**** RECORD LIST

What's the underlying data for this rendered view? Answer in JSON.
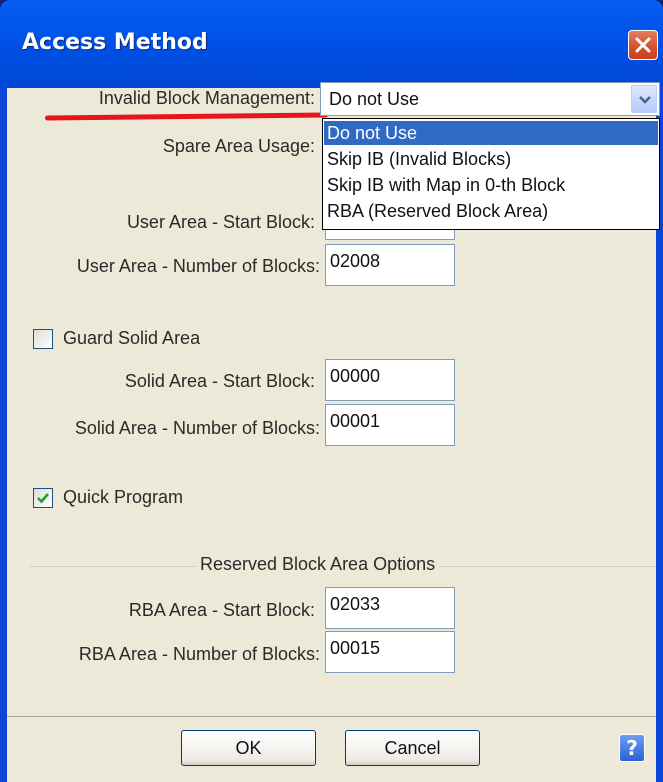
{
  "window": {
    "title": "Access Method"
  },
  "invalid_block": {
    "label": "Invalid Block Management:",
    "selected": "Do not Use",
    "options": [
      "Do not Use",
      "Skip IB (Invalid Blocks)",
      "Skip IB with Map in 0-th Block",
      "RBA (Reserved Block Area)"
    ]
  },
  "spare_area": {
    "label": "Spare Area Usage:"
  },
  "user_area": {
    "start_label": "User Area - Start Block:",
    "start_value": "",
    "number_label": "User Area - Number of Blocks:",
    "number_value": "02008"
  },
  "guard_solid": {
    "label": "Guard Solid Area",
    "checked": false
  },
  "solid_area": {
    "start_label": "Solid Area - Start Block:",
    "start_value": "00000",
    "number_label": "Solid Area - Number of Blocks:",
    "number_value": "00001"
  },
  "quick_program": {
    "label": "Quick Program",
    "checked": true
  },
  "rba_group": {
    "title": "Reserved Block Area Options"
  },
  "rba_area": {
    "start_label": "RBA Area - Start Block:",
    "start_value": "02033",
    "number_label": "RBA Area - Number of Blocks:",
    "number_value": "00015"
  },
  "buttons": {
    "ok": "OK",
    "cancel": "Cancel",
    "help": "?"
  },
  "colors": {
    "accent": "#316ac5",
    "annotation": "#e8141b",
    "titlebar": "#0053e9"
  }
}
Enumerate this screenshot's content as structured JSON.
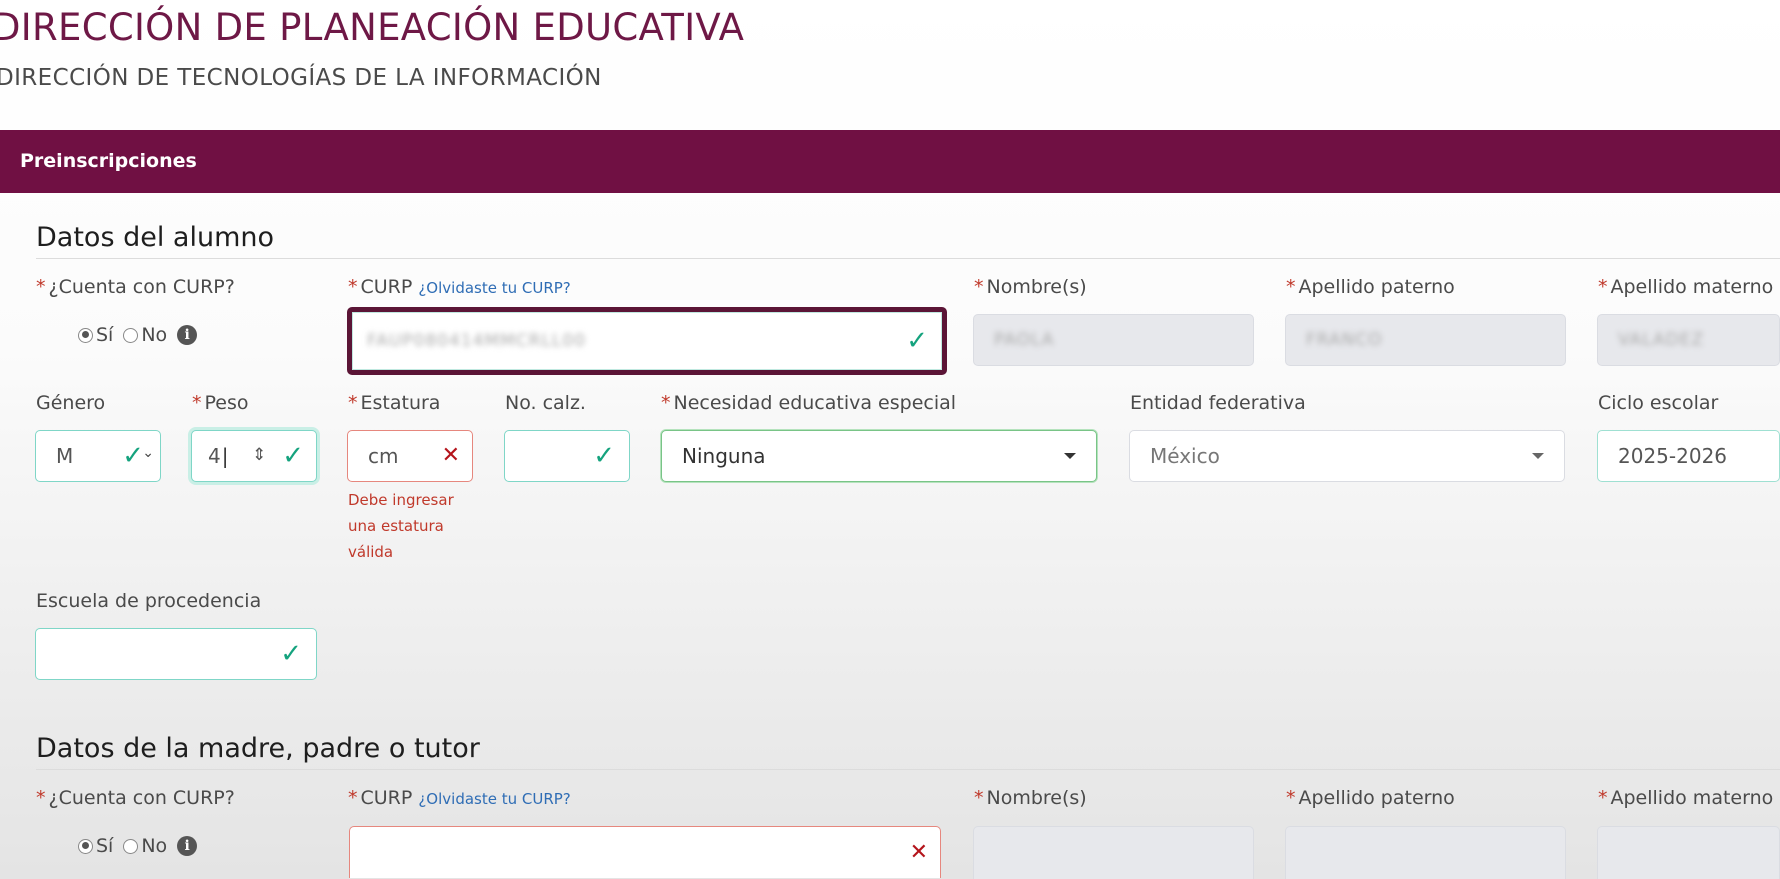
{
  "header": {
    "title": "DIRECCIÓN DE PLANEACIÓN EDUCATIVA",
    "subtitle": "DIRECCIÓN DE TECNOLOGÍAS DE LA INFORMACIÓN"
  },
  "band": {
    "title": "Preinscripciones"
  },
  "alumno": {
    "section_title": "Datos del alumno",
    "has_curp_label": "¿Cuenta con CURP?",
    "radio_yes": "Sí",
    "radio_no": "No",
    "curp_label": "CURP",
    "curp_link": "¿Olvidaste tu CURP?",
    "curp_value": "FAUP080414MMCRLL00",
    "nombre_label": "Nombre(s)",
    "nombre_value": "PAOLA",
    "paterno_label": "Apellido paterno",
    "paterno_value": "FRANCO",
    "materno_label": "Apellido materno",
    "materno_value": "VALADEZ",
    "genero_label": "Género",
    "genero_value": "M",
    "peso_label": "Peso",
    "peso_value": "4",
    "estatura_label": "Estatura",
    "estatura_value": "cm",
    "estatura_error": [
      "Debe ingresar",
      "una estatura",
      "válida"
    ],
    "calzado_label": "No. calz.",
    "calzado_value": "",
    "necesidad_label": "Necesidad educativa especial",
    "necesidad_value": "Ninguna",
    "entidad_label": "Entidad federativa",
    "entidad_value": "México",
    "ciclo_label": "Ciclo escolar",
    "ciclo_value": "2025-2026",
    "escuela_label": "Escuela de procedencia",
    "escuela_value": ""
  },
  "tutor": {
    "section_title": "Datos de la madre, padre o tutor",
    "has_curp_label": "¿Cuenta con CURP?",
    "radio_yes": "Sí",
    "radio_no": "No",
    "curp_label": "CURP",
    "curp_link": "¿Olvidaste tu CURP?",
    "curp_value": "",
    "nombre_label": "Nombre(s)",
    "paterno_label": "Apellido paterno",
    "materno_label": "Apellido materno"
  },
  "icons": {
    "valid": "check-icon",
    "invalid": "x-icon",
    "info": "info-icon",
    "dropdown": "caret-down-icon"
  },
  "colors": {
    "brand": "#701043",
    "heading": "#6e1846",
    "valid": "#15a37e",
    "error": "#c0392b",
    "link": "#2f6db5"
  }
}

********
**** RECORD LIST

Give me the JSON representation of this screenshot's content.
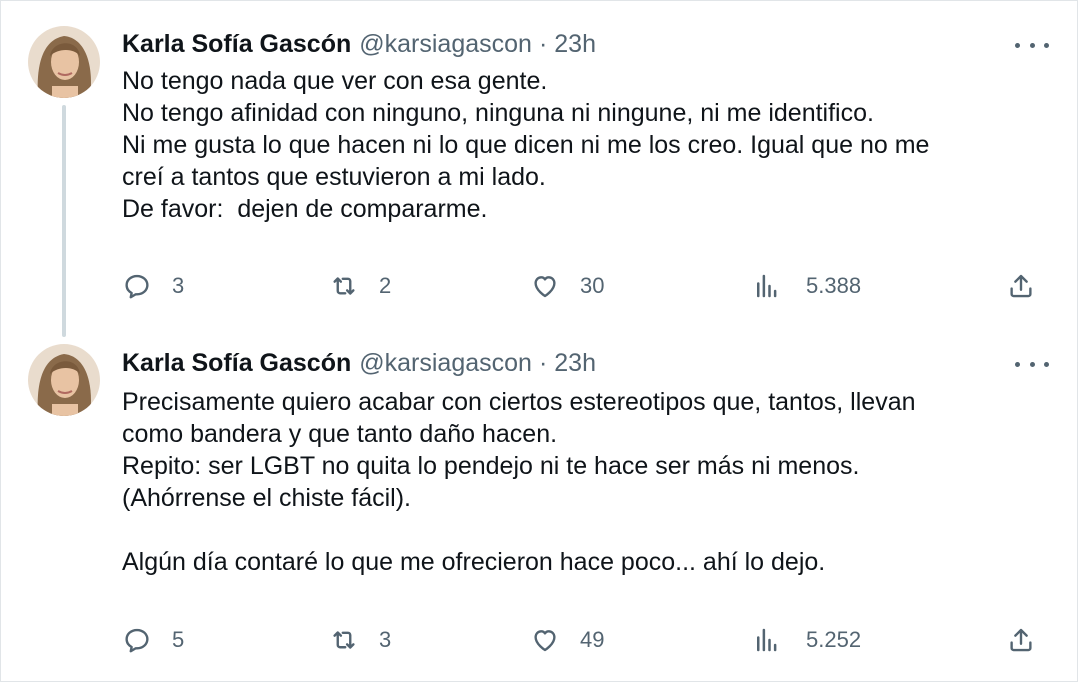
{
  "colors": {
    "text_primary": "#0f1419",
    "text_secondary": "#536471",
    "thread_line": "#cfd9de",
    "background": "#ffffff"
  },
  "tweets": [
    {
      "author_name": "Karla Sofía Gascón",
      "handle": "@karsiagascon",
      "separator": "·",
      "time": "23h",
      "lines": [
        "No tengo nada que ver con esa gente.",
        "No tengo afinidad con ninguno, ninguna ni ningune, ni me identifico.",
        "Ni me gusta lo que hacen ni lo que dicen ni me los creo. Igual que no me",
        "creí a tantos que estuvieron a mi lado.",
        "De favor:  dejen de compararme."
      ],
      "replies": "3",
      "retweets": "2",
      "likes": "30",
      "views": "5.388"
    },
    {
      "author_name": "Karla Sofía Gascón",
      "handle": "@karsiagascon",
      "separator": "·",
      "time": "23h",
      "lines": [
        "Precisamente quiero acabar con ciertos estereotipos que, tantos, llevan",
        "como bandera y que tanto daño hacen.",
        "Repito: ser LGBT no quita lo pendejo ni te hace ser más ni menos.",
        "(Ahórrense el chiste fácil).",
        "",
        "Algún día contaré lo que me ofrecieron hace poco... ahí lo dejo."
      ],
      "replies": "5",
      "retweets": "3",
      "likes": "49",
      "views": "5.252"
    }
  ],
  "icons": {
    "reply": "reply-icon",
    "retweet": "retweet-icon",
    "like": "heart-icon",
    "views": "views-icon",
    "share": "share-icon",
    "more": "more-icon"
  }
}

********

Locate the word "views" in the records and collect each line it appears in.

[IN RESPONSE]
      "views": "5.388"
      "views": "5.252"
    "views": "views-icon",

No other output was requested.